== Given exercise ==
Reproduce all of the records exactly.

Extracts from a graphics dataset
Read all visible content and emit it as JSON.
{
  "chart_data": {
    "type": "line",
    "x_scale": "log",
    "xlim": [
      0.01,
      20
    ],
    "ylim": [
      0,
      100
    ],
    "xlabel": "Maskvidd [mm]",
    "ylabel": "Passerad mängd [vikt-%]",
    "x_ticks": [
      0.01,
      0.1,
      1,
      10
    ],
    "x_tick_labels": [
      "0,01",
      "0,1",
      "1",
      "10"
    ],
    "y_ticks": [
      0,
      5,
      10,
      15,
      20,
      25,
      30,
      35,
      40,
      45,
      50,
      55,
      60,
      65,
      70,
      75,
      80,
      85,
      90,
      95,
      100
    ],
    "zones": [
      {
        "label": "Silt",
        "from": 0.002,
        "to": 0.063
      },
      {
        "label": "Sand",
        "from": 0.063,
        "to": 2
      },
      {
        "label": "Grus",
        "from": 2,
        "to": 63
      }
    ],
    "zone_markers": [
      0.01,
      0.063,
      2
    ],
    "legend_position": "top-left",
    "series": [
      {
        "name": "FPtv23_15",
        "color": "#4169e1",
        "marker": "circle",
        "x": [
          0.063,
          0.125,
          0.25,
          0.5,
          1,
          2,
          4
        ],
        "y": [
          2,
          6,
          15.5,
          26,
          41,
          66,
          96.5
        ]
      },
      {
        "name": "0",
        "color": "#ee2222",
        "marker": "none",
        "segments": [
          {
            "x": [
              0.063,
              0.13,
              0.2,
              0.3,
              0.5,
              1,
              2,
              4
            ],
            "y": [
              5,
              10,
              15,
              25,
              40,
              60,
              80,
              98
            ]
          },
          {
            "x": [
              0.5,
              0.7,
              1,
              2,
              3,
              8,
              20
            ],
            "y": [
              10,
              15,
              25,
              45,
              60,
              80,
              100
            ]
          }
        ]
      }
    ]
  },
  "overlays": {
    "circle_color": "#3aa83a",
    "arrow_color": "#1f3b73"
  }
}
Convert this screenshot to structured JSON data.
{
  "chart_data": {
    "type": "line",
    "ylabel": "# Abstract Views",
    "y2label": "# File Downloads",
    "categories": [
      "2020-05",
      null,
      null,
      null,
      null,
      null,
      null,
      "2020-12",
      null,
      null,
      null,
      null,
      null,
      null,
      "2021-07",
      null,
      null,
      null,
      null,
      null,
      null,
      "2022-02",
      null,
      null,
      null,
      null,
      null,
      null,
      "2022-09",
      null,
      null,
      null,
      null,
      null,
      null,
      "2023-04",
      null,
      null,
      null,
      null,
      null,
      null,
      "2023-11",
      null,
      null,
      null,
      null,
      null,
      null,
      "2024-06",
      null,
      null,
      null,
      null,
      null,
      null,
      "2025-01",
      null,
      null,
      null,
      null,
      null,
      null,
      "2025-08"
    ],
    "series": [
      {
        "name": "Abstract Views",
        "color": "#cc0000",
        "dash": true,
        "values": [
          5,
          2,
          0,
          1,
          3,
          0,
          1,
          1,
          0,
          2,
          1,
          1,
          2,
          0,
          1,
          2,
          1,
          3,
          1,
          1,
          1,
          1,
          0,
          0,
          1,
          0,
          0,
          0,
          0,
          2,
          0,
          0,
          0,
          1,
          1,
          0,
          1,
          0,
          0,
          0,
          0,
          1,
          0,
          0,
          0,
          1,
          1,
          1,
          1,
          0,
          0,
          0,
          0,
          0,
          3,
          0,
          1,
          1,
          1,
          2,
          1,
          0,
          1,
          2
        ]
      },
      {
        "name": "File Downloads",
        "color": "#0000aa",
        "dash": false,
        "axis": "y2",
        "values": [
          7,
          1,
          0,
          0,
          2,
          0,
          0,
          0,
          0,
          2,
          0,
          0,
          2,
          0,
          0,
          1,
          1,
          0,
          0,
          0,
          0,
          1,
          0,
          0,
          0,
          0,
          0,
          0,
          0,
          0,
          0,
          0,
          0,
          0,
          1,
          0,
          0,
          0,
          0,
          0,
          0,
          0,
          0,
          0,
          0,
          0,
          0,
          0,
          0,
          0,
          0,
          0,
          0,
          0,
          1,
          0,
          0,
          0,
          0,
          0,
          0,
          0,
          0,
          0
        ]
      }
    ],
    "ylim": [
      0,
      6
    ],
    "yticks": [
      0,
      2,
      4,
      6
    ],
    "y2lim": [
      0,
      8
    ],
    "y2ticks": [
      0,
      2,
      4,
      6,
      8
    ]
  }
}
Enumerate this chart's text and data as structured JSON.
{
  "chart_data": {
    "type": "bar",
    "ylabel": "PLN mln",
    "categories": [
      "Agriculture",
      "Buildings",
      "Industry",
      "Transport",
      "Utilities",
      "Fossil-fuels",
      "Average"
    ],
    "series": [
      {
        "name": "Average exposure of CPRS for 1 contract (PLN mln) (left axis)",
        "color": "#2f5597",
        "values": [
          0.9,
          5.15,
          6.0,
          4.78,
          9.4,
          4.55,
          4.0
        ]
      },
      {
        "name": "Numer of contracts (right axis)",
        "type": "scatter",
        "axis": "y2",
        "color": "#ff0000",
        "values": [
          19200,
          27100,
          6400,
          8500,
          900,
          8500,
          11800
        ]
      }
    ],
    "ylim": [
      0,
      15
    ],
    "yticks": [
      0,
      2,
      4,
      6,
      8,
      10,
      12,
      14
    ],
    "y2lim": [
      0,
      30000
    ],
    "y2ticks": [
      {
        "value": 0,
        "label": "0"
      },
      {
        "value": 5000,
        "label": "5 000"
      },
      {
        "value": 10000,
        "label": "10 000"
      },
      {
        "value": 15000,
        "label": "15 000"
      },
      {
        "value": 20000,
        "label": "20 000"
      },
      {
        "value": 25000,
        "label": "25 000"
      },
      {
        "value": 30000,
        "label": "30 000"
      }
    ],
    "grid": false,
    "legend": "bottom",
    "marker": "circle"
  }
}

== Solution for this problem ==
Read all visible content and emit it as JSON.
{
  "chart_data": {
    "type": "line",
    "x_scale": "log",
    "xlim": [
      0.01,
      20
    ],
    "ylim": [
      0,
      100
    ],
    "xlabel": "Maskvidd [mm]",
    "ylabel": "Passerad mängd [vikt-%]",
    "x_ticks": [
      0.01,
      0.1,
      1,
      10
    ],
    "x_tick_labels": [
      "0,01",
      "0,1",
      "1",
      "10"
    ],
    "y_ticks": [
      0,
      5,
      10,
      15,
      20,
      25,
      30,
      35,
      40,
      45,
      50,
      55,
      60,
      65,
      70,
      75,
      80,
      85,
      90,
      95,
      100
    ],
    "zones": [
      {
        "label": "Silt",
        "from": 0.002,
        "to": 0.063
      },
      {
        "label": "Sand",
        "from": 0.063,
        "to": 2
      },
      {
        "label": "Grus",
        "from": 2,
        "to": 63
      }
    ],
    "zone_markers": [
      0.01,
      0.063,
      2
    ],
    "legend_position": "top-left",
    "series": [
      {
        "name": "FPtv23_15",
        "color": "#4169e1",
        "marker": "circle",
        "x": [
          0.063,
          0.125,
          0.25,
          0.5,
          1,
          2,
          4
        ],
        "y": [
          2,
          6,
          15.5,
          26,
          41,
          66,
          96.5
        ]
      },
      {
        "name": "0",
        "color": "#ee2222",
        "marker": "none",
        "segments": [
          {
            "x": [
              0.063,
              0.13,
              0.2,
              0.3,
              0.5,
              1,
              2,
              4
            ],
            "y": [
              5,
              10,
              15,
              25,
              40,
              60,
              80,
              98
            ]
          },
          {
            "x": [
              0.5,
              0.7,
              1,
              2,
              3,
              8,
              20
            ],
            "y": [
              10,
              15,
              25,
              45,
              60,
              80,
              100
            ]
          }
        ]
      }
    ]
  },
  "overlays": {
    "circle_color": "#3aa83a",
    "arrow_color": "#1f3b73"
  }
}
Convert this screenshot to structured JSON data.
{
  "chart_data": {
    "type": "line",
    "ylabel": "# Abstract Views",
    "y2label": "# File Downloads",
    "categories": [
      "2020-05",
      null,
      null,
      null,
      null,
      null,
      null,
      "2020-12",
      null,
      null,
      null,
      null,
      null,
      null,
      "2021-07",
      null,
      null,
      null,
      null,
      null,
      null,
      "2022-02",
      null,
      null,
      null,
      null,
      null,
      null,
      "2022-09",
      null,
      null,
      null,
      null,
      null,
      null,
      "2023-04",
      null,
      null,
      null,
      null,
      null,
      null,
      "2023-11",
      null,
      null,
      null,
      null,
      null,
      null,
      "2024-06",
      null,
      null,
      null,
      null,
      null,
      null,
      "2025-01",
      null,
      null,
      null,
      null,
      null,
      null,
      "2025-08"
    ],
    "series": [
      {
        "name": "Abstract Views",
        "color": "#cc0000",
        "dash": true,
        "values": [
          5,
          2,
          0,
          1,
          3,
          0,
          1,
          1,
          0,
          2,
          1,
          1,
          2,
          0,
          1,
          2,
          1,
          3,
          1,
          1,
          1,
          1,
          0,
          0,
          1,
          0,
          0,
          0,
          0,
          2,
          0,
          0,
          0,
          1,
          1,
          0,
          1,
          0,
          0,
          0,
          0,
          1,
          0,
          0,
          0,
          1,
          1,
          1,
          1,
          0,
          0,
          0,
          0,
          0,
          3,
          0,
          1,
          1,
          1,
          2,
          1,
          0,
          1,
          2
        ]
      },
      {
        "name": "File Downloads",
        "color": "#0000aa",
        "dash": false,
        "axis": "y2",
        "values": [
          7,
          1,
          0,
          0,
          2,
          0,
          0,
          0,
          0,
          2,
          0,
          0,
          2,
          0,
          0,
          1,
          1,
          0,
          0,
          0,
          0,
          1,
          0,
          0,
          0,
          0,
          0,
          0,
          0,
          0,
          0,
          0,
          0,
          0,
          1,
          0,
          0,
          0,
          0,
          0,
          0,
          0,
          0,
          0,
          0,
          0,
          0,
          0,
          0,
          0,
          0,
          0,
          0,
          0,
          1,
          0,
          0,
          0,
          0,
          0,
          0,
          0,
          0,
          0
        ]
      }
    ],
    "ylim": [
      0,
      6
    ],
    "yticks": [
      0,
      2,
      4,
      6
    ],
    "y2lim": [
      0,
      8
    ],
    "y2ticks": [
      0,
      2,
      4,
      6,
      8
    ]
  }
}
Enumerate this chart's text and data as structured JSON.
{
  "chart_data": {
    "type": "bar",
    "ylabel": "PLN mln",
    "categories": [
      "Agriculture",
      "Buildings",
      "Industry",
      "Transport",
      "Utilities",
      "Fossil-fuels",
      "Average"
    ],
    "series": [
      {
        "name": "Average exposure of CPRS for 1 contract (PLN mln) (left axis)",
        "color": "#2f5597",
        "values": [
          0.9,
          5.15,
          6.0,
          4.78,
          9.4,
          4.55,
          4.0
        ]
      },
      {
        "name": "Numer of contracts (right axis)",
        "type": "scatter",
        "axis": "y2",
        "color": "#ff0000",
        "values": [
          19200,
          27100,
          6400,
          8500,
          900,
          8500,
          11800
        ]
      }
    ],
    "ylim": [
      0,
      15
    ],
    "yticks": [
      0,
      2,
      4,
      6,
      8,
      10,
      12,
      14
    ],
    "y2lim": [
      0,
      30000
    ],
    "y2ticks": [
      {
        "value": 0,
        "label": "0"
      },
      {
        "value": 5000,
        "label": "5 000"
      },
      {
        "value": 10000,
        "label": "10 000"
      },
      {
        "value": 15000,
        "label": "15 000"
      },
      {
        "value": 20000,
        "label": "20 000"
      },
      {
        "value": 25000,
        "label": "25 000"
      },
      {
        "value": 30000,
        "label": "30 000"
      }
    ],
    "grid": false,
    "legend": "bottom",
    "marker": "circle"
  }
}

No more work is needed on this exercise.